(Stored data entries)

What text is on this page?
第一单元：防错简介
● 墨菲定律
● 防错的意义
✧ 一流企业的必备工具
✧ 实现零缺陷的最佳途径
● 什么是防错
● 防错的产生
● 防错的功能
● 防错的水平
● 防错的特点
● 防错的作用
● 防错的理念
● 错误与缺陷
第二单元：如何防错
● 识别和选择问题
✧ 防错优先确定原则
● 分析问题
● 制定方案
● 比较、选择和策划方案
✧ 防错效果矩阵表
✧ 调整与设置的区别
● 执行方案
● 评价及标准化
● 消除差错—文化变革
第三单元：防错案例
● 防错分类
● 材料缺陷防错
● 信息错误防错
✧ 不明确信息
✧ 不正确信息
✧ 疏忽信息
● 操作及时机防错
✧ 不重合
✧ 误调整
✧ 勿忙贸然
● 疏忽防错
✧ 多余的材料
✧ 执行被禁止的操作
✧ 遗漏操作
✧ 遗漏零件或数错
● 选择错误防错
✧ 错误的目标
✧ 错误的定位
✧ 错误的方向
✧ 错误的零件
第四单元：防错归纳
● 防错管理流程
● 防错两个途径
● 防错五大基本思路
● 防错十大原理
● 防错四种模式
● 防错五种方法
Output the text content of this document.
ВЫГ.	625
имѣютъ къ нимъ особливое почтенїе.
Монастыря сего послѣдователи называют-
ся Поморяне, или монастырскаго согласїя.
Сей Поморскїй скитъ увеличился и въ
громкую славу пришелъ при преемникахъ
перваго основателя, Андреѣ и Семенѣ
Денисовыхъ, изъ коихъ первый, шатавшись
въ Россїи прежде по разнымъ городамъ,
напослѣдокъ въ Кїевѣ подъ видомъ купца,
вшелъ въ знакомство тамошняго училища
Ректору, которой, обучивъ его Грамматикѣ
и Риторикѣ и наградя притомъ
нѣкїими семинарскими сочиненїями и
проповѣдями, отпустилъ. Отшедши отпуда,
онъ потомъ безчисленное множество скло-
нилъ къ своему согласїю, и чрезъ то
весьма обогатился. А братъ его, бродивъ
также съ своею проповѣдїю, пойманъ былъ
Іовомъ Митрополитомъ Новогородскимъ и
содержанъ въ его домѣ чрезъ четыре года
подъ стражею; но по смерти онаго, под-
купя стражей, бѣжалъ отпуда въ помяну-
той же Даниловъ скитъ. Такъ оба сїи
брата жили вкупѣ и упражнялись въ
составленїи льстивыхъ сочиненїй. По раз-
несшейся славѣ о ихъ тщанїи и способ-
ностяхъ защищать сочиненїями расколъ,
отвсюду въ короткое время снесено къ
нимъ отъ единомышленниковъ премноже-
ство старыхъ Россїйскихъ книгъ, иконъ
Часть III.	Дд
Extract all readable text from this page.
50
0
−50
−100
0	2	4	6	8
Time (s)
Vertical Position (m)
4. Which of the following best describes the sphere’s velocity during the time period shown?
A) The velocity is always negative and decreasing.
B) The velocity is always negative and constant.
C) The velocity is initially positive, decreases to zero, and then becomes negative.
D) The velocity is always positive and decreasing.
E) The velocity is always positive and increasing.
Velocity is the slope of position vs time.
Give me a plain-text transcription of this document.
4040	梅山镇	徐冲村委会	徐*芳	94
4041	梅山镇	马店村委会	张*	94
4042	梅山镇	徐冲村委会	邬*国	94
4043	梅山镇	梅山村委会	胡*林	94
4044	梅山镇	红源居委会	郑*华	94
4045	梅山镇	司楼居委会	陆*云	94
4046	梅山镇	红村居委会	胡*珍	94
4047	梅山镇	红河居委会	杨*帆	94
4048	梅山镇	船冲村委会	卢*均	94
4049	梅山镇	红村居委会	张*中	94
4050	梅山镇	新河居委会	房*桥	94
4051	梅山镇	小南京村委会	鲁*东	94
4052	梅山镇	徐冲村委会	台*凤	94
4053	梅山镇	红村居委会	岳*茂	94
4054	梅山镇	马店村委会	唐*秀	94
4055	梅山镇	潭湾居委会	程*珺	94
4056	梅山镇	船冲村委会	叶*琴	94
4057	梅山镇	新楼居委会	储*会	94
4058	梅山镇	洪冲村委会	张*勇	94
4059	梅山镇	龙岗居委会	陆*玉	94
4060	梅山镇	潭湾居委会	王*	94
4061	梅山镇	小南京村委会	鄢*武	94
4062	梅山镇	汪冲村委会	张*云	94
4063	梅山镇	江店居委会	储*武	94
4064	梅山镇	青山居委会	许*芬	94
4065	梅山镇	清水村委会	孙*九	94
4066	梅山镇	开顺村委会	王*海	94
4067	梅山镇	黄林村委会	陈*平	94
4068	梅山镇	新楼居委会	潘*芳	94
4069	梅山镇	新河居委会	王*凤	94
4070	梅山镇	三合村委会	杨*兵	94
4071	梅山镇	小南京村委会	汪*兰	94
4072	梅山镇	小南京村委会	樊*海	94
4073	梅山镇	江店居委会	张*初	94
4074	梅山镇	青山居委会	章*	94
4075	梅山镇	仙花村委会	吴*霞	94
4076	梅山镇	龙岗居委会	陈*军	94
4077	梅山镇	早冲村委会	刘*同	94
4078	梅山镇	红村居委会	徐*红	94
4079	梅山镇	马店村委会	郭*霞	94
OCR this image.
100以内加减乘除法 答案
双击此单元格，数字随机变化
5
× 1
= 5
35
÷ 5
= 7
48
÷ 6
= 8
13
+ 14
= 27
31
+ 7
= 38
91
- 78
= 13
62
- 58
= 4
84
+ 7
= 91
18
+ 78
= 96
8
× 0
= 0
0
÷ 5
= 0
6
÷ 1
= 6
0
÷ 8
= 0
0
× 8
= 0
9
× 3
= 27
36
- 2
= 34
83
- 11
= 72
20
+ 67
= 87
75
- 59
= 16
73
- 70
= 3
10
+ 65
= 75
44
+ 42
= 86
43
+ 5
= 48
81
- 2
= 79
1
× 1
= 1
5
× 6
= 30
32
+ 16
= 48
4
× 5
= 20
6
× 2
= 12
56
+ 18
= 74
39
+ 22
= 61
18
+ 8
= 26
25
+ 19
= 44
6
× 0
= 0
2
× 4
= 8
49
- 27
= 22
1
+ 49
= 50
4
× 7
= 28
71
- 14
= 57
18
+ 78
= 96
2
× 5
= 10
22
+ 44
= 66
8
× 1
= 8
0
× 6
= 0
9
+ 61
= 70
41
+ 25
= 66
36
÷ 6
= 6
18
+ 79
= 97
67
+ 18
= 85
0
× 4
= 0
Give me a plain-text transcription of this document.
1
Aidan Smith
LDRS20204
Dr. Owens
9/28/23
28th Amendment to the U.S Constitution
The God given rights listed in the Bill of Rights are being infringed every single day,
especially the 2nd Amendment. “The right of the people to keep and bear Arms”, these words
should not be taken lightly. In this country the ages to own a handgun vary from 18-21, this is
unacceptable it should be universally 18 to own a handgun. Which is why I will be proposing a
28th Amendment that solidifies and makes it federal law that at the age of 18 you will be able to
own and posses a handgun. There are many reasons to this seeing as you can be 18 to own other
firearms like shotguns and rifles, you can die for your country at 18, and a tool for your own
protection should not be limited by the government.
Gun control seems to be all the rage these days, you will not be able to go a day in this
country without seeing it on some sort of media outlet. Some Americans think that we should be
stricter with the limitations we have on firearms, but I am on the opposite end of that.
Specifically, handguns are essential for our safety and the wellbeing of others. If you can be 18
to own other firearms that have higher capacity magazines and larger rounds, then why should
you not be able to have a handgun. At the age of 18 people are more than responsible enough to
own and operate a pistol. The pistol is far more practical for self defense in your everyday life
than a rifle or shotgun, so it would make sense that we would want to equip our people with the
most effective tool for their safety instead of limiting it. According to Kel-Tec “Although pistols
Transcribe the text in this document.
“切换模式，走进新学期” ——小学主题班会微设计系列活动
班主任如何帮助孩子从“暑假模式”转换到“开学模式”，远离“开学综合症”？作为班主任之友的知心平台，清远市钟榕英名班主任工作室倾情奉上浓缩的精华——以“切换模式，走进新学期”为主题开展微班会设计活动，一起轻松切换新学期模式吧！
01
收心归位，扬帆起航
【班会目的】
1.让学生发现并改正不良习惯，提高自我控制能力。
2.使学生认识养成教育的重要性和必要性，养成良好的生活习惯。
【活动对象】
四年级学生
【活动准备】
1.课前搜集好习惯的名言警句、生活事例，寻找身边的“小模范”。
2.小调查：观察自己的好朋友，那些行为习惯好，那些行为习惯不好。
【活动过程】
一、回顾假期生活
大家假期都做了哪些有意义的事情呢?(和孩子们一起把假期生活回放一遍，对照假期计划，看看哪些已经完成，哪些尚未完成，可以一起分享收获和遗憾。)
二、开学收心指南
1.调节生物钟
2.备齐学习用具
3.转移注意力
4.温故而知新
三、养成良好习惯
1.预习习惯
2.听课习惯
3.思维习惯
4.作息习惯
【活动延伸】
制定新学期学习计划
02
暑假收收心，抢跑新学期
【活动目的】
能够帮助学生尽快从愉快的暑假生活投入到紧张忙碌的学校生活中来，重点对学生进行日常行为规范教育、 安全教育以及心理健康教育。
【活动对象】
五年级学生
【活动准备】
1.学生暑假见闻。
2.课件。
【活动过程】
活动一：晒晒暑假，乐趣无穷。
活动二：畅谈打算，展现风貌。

Problem
Report every line in the data above in which the word "these" appears.

Full response
especially the 2nd Amendment. “The right of the people to keep and bear Arms”, these words
Gun control seems to be all the rage these days, you will not be able to go a day in this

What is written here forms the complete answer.